## The exercise
In the copy, keep every record exact and leave out all images.

## Dataset records
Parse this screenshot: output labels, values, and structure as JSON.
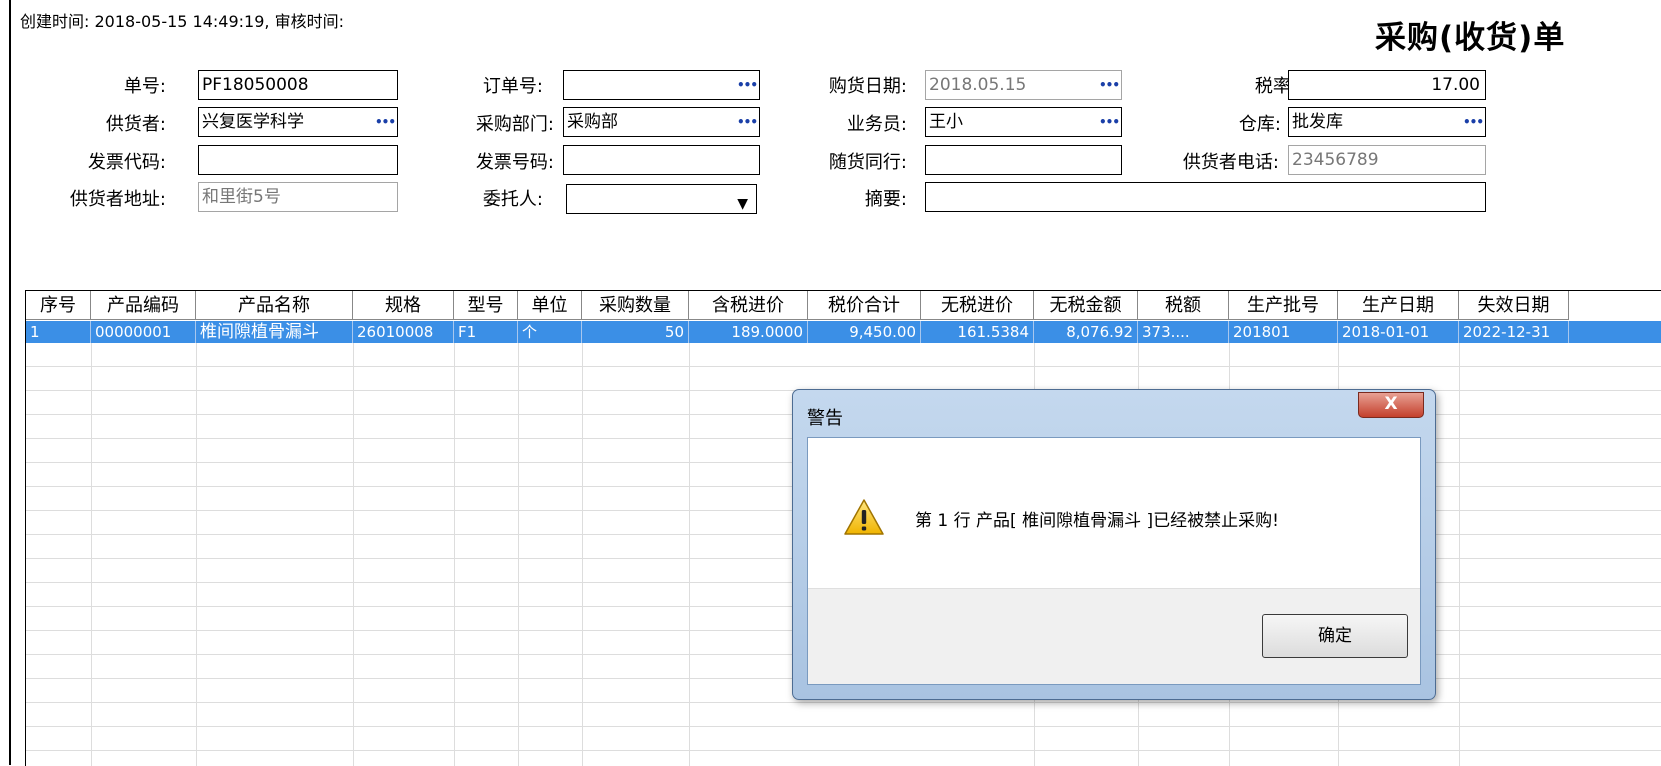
{
  "meta_text": "创建时间: 2018-05-15 14:49:19, 审核时间:",
  "title": "采购(收货)单",
  "form": {
    "order_no": {
      "label": "单号:",
      "value": "PF18050008"
    },
    "ref_order": {
      "label": "订单号:",
      "value": ""
    },
    "purchase_date": {
      "label": "购货日期:",
      "value": "2018.05.15"
    },
    "tax_rate": {
      "label": "税率:",
      "value": "17.00"
    },
    "supplier": {
      "label": "供货者:",
      "value": "兴复医学科学"
    },
    "dept": {
      "label": "采购部门:",
      "value": "采购部"
    },
    "salesman": {
      "label": "业务员:",
      "value": "王小"
    },
    "warehouse": {
      "label": "仓库:",
      "value": "批发库"
    },
    "invoice_code": {
      "label": "发票代码:",
      "value": ""
    },
    "invoice_no": {
      "label": "发票号码:",
      "value": ""
    },
    "companion": {
      "label": "随货同行:",
      "value": ""
    },
    "supplier_phone": {
      "label": "供货者电话:",
      "value": "23456789"
    },
    "supplier_addr": {
      "label": "供货者地址:",
      "value": "和里街5号"
    },
    "entrust": {
      "label": "委托人:",
      "value": ""
    },
    "summary": {
      "label": "摘要:",
      "value": ""
    }
  },
  "grid": {
    "headers": [
      "序号",
      "产品编码",
      "产品名称",
      "规格",
      "型号",
      "单位",
      "采购数量",
      "含税进价",
      "税价合计",
      "无税进价",
      "无税金额",
      "税额",
      "生产批号",
      "生产日期",
      "失效日期"
    ],
    "rows": [
      [
        "1",
        "00000001",
        "椎间隙植骨漏斗",
        "26010008",
        "F1",
        "个",
        "50",
        "189.0000",
        "9,450.00",
        "161.5384",
        "8,076.92",
        "373....",
        "201801",
        "2018-01-01",
        "2022-12-31"
      ]
    ]
  },
  "dialog": {
    "title": "警告",
    "close": "X",
    "message": "第 1 行 产品[ 椎间隙植骨漏斗 ]已经被禁止采购!",
    "ok": "确定"
  },
  "icons": {
    "ellipsis": "ellipsis-icon",
    "dropdown": "chevron-down-icon",
    "warning": "warning-icon"
  },
  "colors": {
    "selection": "#3b8fe6",
    "dialog_frame": "#b9d1ea",
    "close_button": "#c4402c"
  }
}
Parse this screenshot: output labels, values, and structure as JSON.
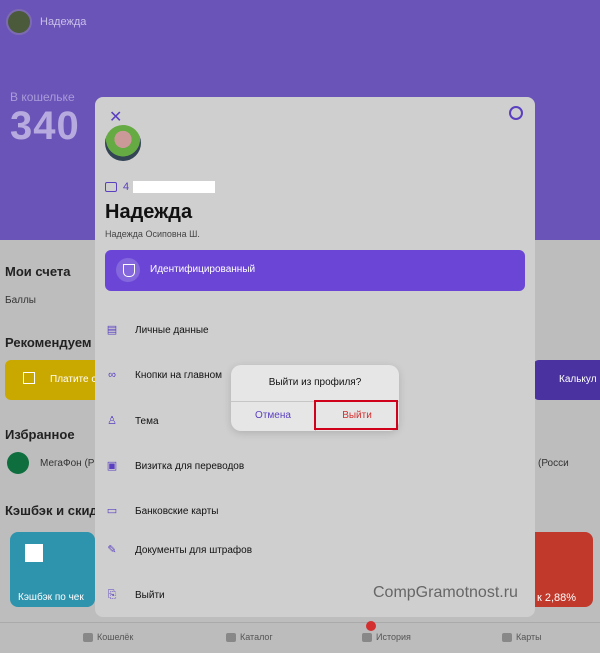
{
  "background": {
    "user_name": "Надежда",
    "wallet_label": "В кошельке",
    "wallet_amount": "340",
    "sections": {
      "accounts": "Мои счета",
      "points": "Баллы",
      "recommend": "Рекомендуем",
      "favorites": "Избранное",
      "cashback": "Кэшбэк и скид"
    },
    "promo_yellow": "Платите с",
    "promo_right": "Калькул",
    "fav_left": "МегаФон (Р",
    "fav_right": "(Росси",
    "cashback_left": "Кэшбэк по чек",
    "cashback_right": "к 2,88%",
    "tabs": [
      "Кошелёк",
      "Каталог",
      "История",
      "Карты"
    ]
  },
  "profile": {
    "phone_prefix": "4",
    "name": "Надежда",
    "full_name": "Надежда Осиповна Ш.",
    "status": "Идентифицированный",
    "menu": [
      "Личные данные",
      "Кнопки на главном",
      "Тема",
      "Визитка для переводов",
      "Банковские карты",
      "Документы для штрафов",
      "Выйти"
    ]
  },
  "dialog": {
    "title": "Выйти из профиля?",
    "cancel": "Отмена",
    "confirm": "Выйти"
  },
  "watermark": "CompGramotnost.ru",
  "colors": {
    "accent": "#5a3fc0",
    "status_button": "#6b46d6",
    "danger": "#d32f2f"
  }
}
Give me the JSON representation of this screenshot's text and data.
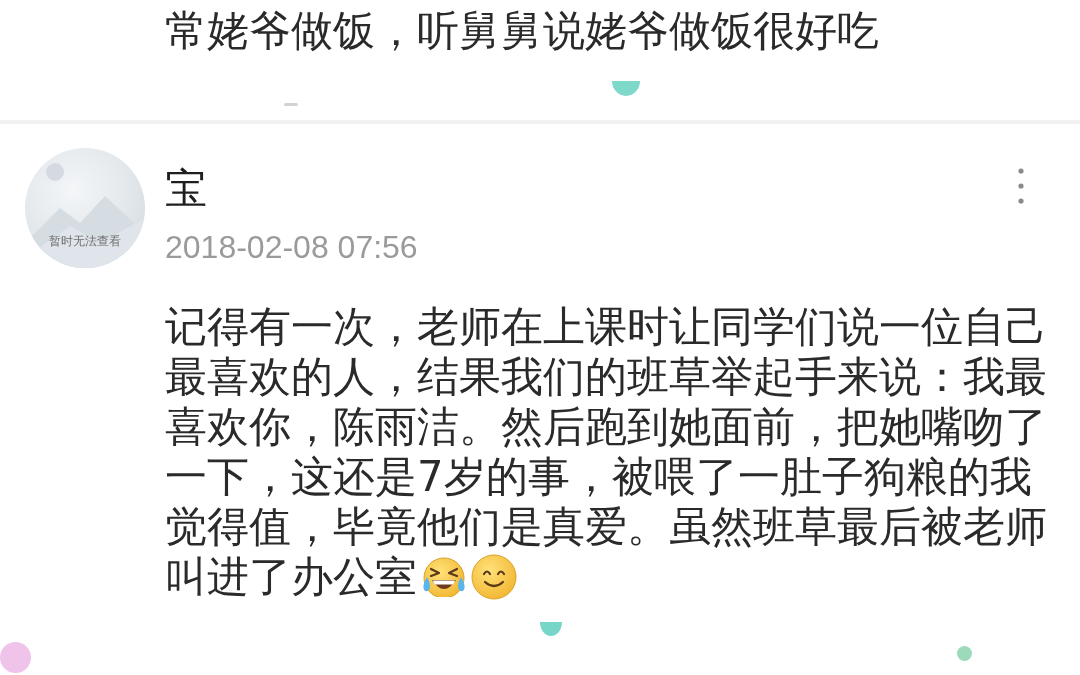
{
  "previous_comment": {
    "text": "常姥爷做饭，听舅舅说姥爷做饭很好吃"
  },
  "comment": {
    "avatar": {
      "caption": "暂时无法查看"
    },
    "author": "宝",
    "timestamp": "2018-02-08 07:56",
    "text": "记得有一次，老师在上课时让同学们说一位自己最喜欢的人，结果我们的班草举起手来说：我最喜欢你，陈雨洁。然后跑到她面前，把她嘴吻了一下，这还是7岁的事，被喂了一肚子狗粮的我觉得值，毕竟他们是真爱。虽然班草最后被老师",
    "text_last_line": "叫进了办公室",
    "emojis": [
      {
        "kind": "laughing-tears"
      },
      {
        "kind": "smile"
      }
    ]
  },
  "decorations": [
    {
      "kind": "half-disc",
      "color": "#7fd9cb"
    },
    {
      "kind": "dash",
      "color": "#d2d2d2"
    },
    {
      "kind": "half-disc",
      "color": "#77d6c8"
    },
    {
      "kind": "disc",
      "color": "#9dd9bb"
    },
    {
      "kind": "disc",
      "color": "#f0c4ea"
    }
  ]
}
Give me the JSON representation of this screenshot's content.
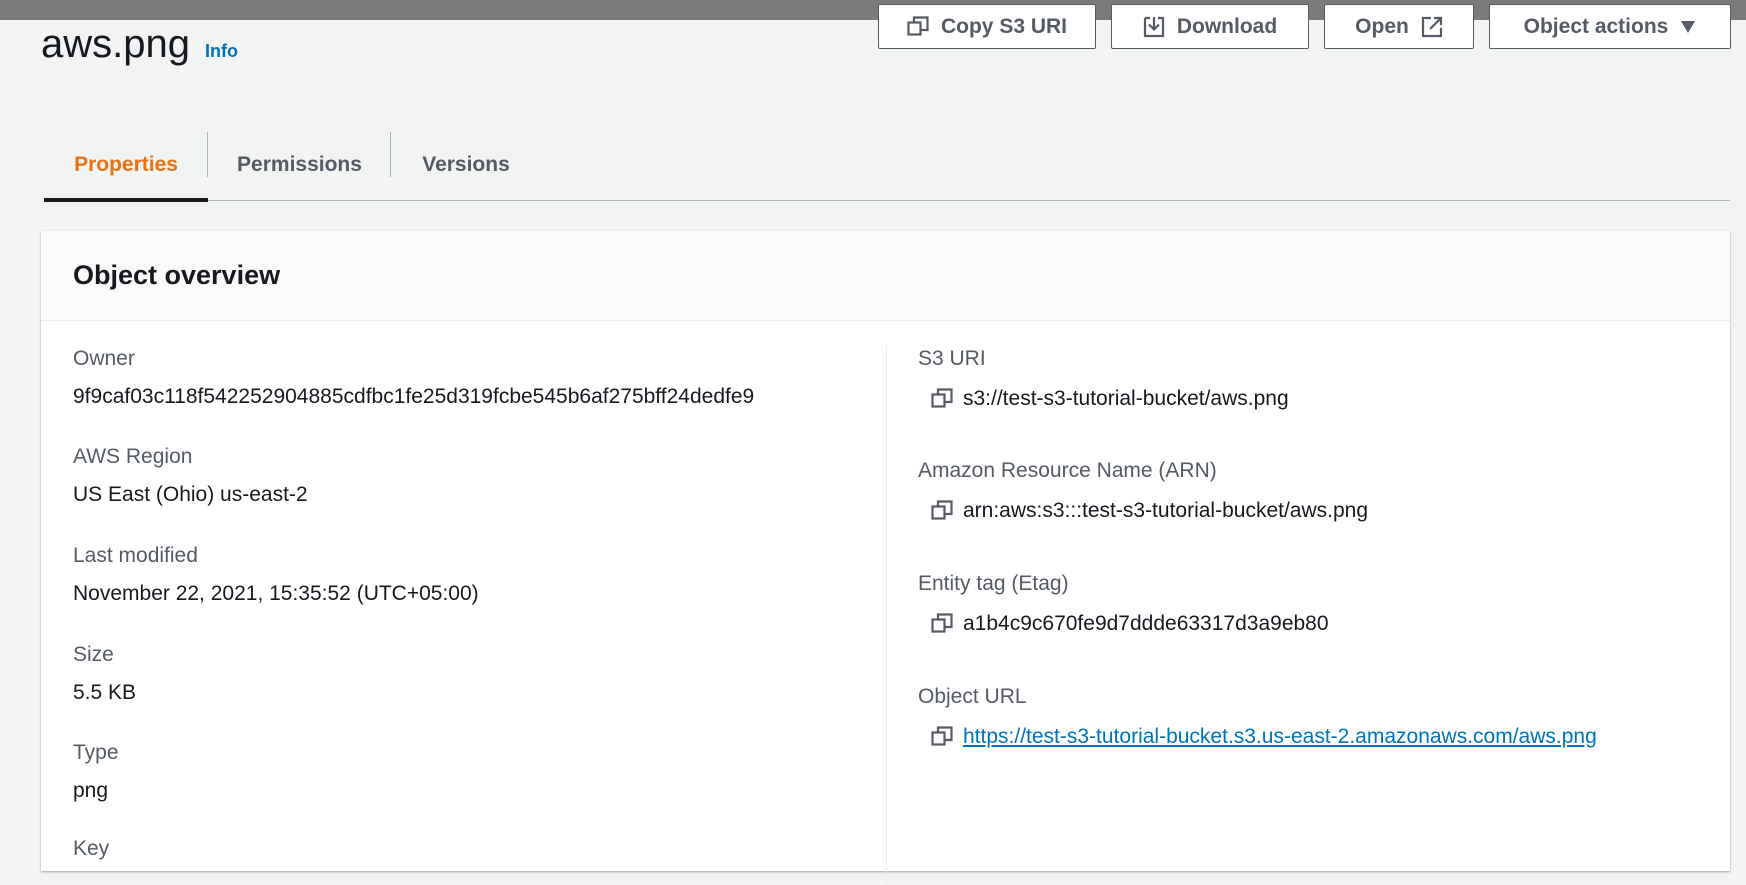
{
  "header": {
    "title": "aws.png",
    "info_label": "Info"
  },
  "actions": {
    "copy_s3_uri": "Copy S3 URI",
    "download": "Download",
    "open": "Open",
    "object_actions": "Object actions"
  },
  "tabs": [
    {
      "label": "Properties",
      "active": true
    },
    {
      "label": "Permissions",
      "active": false
    },
    {
      "label": "Versions",
      "active": false
    }
  ],
  "overview": {
    "title": "Object overview",
    "left": [
      {
        "label": "Owner",
        "value": "9f9caf03c118f542252904885cdfbc1fe25d319fcbe545b6af275bff24dedfe9"
      },
      {
        "label": "AWS Region",
        "value": "US East (Ohio) us-east-2"
      },
      {
        "label": "Last modified",
        "value": "November 22, 2021, 15:35:52 (UTC+05:00)"
      },
      {
        "label": "Size",
        "value": "5.5 KB"
      },
      {
        "label": "Type",
        "value": "png"
      },
      {
        "label": "Key",
        "value": ""
      }
    ],
    "right": [
      {
        "label": "S3 URI",
        "value": "s3://test-s3-tutorial-bucket/aws.png"
      },
      {
        "label": "Amazon Resource Name (ARN)",
        "value": "arn:aws:s3:::test-s3-tutorial-bucket/aws.png"
      },
      {
        "label": "Entity tag (Etag)",
        "value": "a1b4c9c670fe9d7ddde63317d3a9eb80"
      },
      {
        "label": "Object URL",
        "value": "https://test-s3-tutorial-bucket.s3.us-east-2.amazonaws.com/aws.png"
      }
    ]
  },
  "colors": {
    "accent_tab": "#ec7211",
    "link": "#0073bb",
    "text": "#16191f",
    "muted": "#545b64"
  },
  "icons": [
    "copy-icon",
    "download-icon",
    "external-link-icon",
    "caret-down-icon"
  ]
}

## Task output
Parse this screenshot: output labels, values, and structure as JSON.
{
  "meta_text": "创建时间: 2018-05-15 14:49:19, 审核时间:",
  "title": "采购(收货)单",
  "form": {
    "order_no": {
      "label": "单号:",
      "value": "PF18050008"
    },
    "ref_order": {
      "label": "订单号:",
      "value": ""
    },
    "purchase_date": {
      "label": "购货日期:",
      "value": "2018.05.15"
    },
    "tax_rate": {
      "label": "税率:",
      "value": "17.00"
    },
    "supplier": {
      "label": "供货者:",
      "value": "兴复医学科学"
    },
    "dept": {
      "label": "采购部门:",
      "value": "采购部"
    },
    "salesman": {
      "label": "业务员:",
      "value": "王小"
    },
    "warehouse": {
      "label": "仓库:",
      "value": "批发库"
    },
    "invoice_code": {
      "label": "发票代码:",
      "value": ""
    },
    "invoice_no": {
      "label": "发票号码:",
      "value": ""
    },
    "companion": {
      "label": "随货同行:",
      "value": ""
    },
    "supplier_phone": {
      "label": "供货者电话:",
      "value": "23456789"
    },
    "supplier_addr": {
      "label": "供货者地址:",
      "value": "和里街5号"
    },
    "entrust": {
      "label": "委托人:",
      "value": ""
    },
    "summary": {
      "label": "摘要:",
      "value": ""
    }
  },
  "grid": {
    "headers": [
      "序号",
      "产品编码",
      "产品名称",
      "规格",
      "型号",
      "单位",
      "采购数量",
      "含税进价",
      "税价合计",
      "无税进价",
      "无税金额",
      "税额",
      "生产批号",
      "生产日期",
      "失效日期"
    ],
    "rows": [
      [
        "1",
        "00000001",
        "椎间隙植骨漏斗",
        "26010008",
        "F1",
        "个",
        "50",
        "189.0000",
        "9,450.00",
        "161.5384",
        "8,076.92",
        "373....",
        "201801",
        "2018-01-01",
        "2022-12-31"
      ]
    ]
  },
  "dialog": {
    "title": "警告",
    "close": "X",
    "message": "第 1 行 产品[ 椎间隙植骨漏斗 ]已经被禁止采购!",
    "ok": "确定"
  },
  "icons": {
    "ellipsis": "ellipsis-icon",
    "dropdown": "chevron-down-icon",
    "warning": "warning-icon"
  },
  "colors": {
    "selection": "#3b8fe6",
    "dialog_frame": "#b9d1ea",
    "close_button": "#c4402c"
  }
}
Parse this screenshot: output labels, values, and structure as JSON.
{
  "background": {
    "user_name": "Надежда",
    "wallet_label": "В кошельке",
    "wallet_amount": "340",
    "sections": {
      "accounts": "Мои счета",
      "points": "Баллы",
      "recommend": "Рекомендуем",
      "favorites": "Избранное",
      "cashback": "Кэшбэк и скид"
    },
    "promo_yellow": "Платите с",
    "promo_right": "Калькул",
    "fav_left": "МегаФон (Р",
    "fav_right": "(Росси",
    "cashback_left": "Кэшбэк по чек",
    "cashback_right": "к 2,88%",
    "tabs": [
      "Кошелёк",
      "Каталог",
      "История",
      "Карты"
    ]
  },
  "profile": {
    "phone_prefix": "4",
    "name": "Надежда",
    "full_name": "Надежда Осиповна Ш.",
    "status": "Идентифицированный",
    "menu": [
      "Личные данные",
      "Кнопки на главном",
      "Тема",
      "Визитка для переводов",
      "Банковские карты",
      "Документы для штрафов",
      "Выйти"
    ]
  },
  "dialog": {
    "title": "Выйти из профиля?",
    "cancel": "Отмена",
    "confirm": "Выйти"
  },
  "watermark": "CompGramotnost.ru",
  "colors": {
    "accent": "#5a3fc0",
    "status_button": "#6b46d6",
    "danger": "#d32f2f"
  }
}
Give me the JSON representation of this screenshot's text and data.
{
  "previous_comment": {
    "text": "常姥爷做饭，听舅舅说姥爷做饭很好吃"
  },
  "comment": {
    "avatar": {
      "caption": "暂时无法查看"
    },
    "author": "宝",
    "timestamp": "2018-02-08 07:56",
    "text": "记得有一次，老师在上课时让同学们说一位自己最喜欢的人，结果我们的班草举起手来说：我最喜欢你，陈雨洁。然后跑到她面前，把她嘴吻了一下，这还是7岁的事，被喂了一肚子狗粮的我觉得值，毕竟他们是真爱。虽然班草最后被老师",
    "text_last_line": "叫进了办公室",
    "emojis": [
      {
        "kind": "laughing-tears"
      },
      {
        "kind": "smile"
      }
    ]
  },
  "decorations": [
    {
      "kind": "half-disc",
      "color": "#7fd9cb"
    },
    {
      "kind": "dash",
      "color": "#d2d2d2"
    },
    {
      "kind": "half-disc",
      "color": "#77d6c8"
    },
    {
      "kind": "disc",
      "color": "#9dd9bb"
    },
    {
      "kind": "disc",
      "color": "#f0c4ea"
    }
  ]
}
Give me the JSON representation of this screenshot's content.
{
  "header": {
    "title": "aws.png",
    "info_label": "Info"
  },
  "actions": {
    "copy_s3_uri": "Copy S3 URI",
    "download": "Download",
    "open": "Open",
    "object_actions": "Object actions"
  },
  "tabs": [
    {
      "label": "Properties",
      "active": true
    },
    {
      "label": "Permissions",
      "active": false
    },
    {
      "label": "Versions",
      "active": false
    }
  ],
  "overview": {
    "title": "Object overview",
    "left": [
      {
        "label": "Owner",
        "value": "9f9caf03c118f542252904885cdfbc1fe25d319fcbe545b6af275bff24dedfe9"
      },
      {
        "label": "AWS Region",
        "value": "US East (Ohio) us-east-2"
      },
      {
        "label": "Last modified",
        "value": "November 22, 2021, 15:35:52 (UTC+05:00)"
      },
      {
        "label": "Size",
        "value": "5.5 KB"
      },
      {
        "label": "Type",
        "value": "png"
      },
      {
        "label": "Key",
        "value": ""
      }
    ],
    "right": [
      {
        "label": "S3 URI",
        "value": "s3://test-s3-tutorial-bucket/aws.png"
      },
      {
        "label": "Amazon Resource Name (ARN)",
        "value": "arn:aws:s3:::test-s3-tutorial-bucket/aws.png"
      },
      {
        "label": "Entity tag (Etag)",
        "value": "a1b4c9c670fe9d7ddde63317d3a9eb80"
      },
      {
        "label": "Object URL",
        "value": "https://test-s3-tutorial-bucket.s3.us-east-2.amazonaws.com/aws.png"
      }
    ]
  },
  "colors": {
    "accent_tab": "#ec7211",
    "link": "#0073bb",
    "text": "#16191f",
    "muted": "#545b64"
  },
  "icons": [
    "copy-icon",
    "download-icon",
    "external-link-icon",
    "caret-down-icon"
  ]
}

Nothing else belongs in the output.